> **PROBLEM REQUIREMENTS**
Copy out each line of the data that holds the word "JSON".

> **THE INPUT**
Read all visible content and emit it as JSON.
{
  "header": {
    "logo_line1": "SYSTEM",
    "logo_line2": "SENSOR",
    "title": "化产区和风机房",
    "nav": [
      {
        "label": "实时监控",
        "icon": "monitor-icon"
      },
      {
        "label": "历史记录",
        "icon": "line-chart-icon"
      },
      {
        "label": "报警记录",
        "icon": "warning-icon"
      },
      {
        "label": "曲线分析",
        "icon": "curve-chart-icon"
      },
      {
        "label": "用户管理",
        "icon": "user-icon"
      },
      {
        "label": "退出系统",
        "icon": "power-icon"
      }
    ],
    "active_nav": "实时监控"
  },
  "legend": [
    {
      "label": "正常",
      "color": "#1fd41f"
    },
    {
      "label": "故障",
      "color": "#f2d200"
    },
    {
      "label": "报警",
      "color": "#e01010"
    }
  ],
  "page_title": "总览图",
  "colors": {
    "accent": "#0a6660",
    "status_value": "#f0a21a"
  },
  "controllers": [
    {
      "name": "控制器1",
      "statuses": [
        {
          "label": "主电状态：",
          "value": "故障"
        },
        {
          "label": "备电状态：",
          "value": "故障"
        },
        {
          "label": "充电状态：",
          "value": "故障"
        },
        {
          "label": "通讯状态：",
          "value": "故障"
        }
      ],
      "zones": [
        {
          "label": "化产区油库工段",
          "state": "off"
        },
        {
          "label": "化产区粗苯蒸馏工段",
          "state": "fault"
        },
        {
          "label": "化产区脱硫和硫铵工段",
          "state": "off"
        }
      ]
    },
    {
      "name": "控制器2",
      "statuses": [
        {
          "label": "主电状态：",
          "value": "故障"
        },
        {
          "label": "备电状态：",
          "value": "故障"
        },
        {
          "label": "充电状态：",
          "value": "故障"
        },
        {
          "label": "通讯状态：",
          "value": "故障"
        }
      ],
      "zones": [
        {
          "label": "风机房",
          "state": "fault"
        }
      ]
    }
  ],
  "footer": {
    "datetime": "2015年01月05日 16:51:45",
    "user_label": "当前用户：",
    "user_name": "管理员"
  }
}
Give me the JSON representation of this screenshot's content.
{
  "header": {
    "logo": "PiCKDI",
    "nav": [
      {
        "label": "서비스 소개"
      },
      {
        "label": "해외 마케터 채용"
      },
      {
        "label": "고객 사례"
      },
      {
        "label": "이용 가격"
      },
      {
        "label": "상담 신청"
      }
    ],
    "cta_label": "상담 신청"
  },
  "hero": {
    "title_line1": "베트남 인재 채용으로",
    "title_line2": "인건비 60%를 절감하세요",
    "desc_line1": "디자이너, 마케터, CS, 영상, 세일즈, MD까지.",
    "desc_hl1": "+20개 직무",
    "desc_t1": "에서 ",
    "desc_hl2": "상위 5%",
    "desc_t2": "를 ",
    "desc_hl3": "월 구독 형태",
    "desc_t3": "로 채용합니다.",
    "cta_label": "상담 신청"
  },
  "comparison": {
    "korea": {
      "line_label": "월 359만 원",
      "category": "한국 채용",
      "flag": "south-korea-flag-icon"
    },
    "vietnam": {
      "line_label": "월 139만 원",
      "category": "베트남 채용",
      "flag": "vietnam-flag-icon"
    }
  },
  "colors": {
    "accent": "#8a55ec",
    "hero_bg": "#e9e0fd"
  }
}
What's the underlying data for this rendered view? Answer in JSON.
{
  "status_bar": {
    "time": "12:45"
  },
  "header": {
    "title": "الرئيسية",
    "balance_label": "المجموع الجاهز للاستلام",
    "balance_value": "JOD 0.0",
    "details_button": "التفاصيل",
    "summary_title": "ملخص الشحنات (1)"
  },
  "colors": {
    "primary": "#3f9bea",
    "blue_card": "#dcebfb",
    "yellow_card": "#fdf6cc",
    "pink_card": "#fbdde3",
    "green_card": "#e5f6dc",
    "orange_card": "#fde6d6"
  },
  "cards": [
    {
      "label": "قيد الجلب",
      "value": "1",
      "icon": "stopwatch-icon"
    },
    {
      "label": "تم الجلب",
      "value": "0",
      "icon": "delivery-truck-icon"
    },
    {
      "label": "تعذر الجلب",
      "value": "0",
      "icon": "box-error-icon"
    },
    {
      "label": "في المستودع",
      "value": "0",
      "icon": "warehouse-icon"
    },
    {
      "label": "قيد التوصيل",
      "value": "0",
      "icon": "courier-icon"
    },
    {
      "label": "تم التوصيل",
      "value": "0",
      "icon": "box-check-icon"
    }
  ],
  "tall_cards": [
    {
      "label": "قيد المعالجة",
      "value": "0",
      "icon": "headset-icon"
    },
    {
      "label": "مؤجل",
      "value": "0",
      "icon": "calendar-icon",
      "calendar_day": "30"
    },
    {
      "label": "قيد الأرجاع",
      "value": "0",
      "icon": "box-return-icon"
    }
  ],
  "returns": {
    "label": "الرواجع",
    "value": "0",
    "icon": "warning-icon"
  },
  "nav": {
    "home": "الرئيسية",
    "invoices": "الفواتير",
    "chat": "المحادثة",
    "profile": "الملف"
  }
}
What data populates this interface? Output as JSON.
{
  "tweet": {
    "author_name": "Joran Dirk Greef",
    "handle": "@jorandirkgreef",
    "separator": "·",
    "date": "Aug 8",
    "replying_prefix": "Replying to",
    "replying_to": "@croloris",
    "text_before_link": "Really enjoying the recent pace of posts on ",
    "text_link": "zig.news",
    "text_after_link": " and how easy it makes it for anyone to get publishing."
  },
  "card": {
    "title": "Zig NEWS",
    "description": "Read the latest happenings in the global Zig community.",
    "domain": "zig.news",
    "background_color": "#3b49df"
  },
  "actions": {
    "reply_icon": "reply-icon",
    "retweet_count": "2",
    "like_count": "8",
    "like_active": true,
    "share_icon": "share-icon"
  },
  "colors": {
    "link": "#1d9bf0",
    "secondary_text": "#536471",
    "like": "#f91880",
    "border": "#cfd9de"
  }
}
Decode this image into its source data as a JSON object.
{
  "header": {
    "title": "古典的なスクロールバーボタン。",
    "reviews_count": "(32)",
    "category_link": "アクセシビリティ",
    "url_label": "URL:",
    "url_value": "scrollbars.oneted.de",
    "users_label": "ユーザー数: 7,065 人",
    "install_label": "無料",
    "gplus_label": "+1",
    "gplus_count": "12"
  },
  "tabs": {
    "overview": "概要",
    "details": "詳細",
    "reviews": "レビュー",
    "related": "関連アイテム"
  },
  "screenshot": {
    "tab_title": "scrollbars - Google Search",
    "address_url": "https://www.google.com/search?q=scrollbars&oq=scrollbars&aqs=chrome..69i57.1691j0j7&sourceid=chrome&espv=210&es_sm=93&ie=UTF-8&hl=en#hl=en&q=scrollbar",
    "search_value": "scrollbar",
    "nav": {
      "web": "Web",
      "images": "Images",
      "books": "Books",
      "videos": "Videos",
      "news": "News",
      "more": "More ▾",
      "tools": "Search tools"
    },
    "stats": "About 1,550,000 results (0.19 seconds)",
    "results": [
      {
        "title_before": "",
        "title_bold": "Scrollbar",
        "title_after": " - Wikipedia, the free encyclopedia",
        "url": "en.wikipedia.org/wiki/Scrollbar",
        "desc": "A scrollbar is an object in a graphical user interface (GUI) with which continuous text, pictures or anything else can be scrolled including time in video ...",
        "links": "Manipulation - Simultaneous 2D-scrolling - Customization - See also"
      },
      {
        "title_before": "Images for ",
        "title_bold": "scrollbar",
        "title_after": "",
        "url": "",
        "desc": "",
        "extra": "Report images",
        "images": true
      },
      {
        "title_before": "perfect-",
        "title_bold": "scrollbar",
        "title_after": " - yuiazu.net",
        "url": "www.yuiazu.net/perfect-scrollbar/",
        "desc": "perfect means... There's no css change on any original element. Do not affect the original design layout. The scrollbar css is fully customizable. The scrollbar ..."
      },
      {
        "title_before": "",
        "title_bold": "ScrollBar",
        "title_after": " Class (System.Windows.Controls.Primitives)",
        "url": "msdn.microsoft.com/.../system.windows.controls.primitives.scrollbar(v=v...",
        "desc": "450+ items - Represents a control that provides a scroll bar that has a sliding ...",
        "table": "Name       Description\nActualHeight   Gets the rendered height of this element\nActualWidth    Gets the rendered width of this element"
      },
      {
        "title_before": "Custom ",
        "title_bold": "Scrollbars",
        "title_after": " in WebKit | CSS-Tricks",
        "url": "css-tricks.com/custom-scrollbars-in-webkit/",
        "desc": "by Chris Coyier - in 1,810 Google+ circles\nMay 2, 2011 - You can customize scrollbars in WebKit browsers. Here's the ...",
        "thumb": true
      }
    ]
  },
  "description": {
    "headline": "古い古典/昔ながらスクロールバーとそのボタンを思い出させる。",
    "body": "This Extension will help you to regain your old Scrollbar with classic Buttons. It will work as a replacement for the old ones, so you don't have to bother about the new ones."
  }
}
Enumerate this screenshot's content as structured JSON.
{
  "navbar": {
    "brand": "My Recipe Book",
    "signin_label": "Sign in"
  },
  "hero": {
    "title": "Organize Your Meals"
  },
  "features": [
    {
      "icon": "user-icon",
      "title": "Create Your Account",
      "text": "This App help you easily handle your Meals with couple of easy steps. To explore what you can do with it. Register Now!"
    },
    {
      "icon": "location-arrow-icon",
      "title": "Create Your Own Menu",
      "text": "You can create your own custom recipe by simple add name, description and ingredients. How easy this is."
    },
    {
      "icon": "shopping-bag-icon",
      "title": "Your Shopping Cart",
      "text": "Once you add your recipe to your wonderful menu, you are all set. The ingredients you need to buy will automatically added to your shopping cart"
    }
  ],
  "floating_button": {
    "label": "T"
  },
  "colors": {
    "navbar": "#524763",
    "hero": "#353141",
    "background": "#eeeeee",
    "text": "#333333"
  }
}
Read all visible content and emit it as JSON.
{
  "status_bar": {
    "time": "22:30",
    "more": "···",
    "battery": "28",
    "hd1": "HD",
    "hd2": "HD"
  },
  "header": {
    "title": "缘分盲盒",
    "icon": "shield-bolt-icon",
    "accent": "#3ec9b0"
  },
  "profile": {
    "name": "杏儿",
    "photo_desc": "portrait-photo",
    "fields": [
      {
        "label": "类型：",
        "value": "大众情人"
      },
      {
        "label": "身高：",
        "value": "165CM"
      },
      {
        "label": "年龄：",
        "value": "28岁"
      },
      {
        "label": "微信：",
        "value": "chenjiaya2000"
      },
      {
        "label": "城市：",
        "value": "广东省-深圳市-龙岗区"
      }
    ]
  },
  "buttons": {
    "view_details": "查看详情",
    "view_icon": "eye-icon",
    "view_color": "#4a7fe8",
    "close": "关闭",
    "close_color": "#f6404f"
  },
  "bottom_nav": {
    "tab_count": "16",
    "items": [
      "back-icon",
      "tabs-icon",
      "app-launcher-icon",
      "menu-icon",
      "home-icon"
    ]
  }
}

> **WRITTEN ANSWER**
Read all visible content and emit it as JSON.
Give me the JSON representation of this screenshot's content.
What's the underlying data for this rendered view? Answer in JSON.
What data populates this interface? Output as JSON.
Decode this image into its source data as a JSON object.
Enumerate this screenshot's content as structured JSON.
Read all visible content and emit it as JSON.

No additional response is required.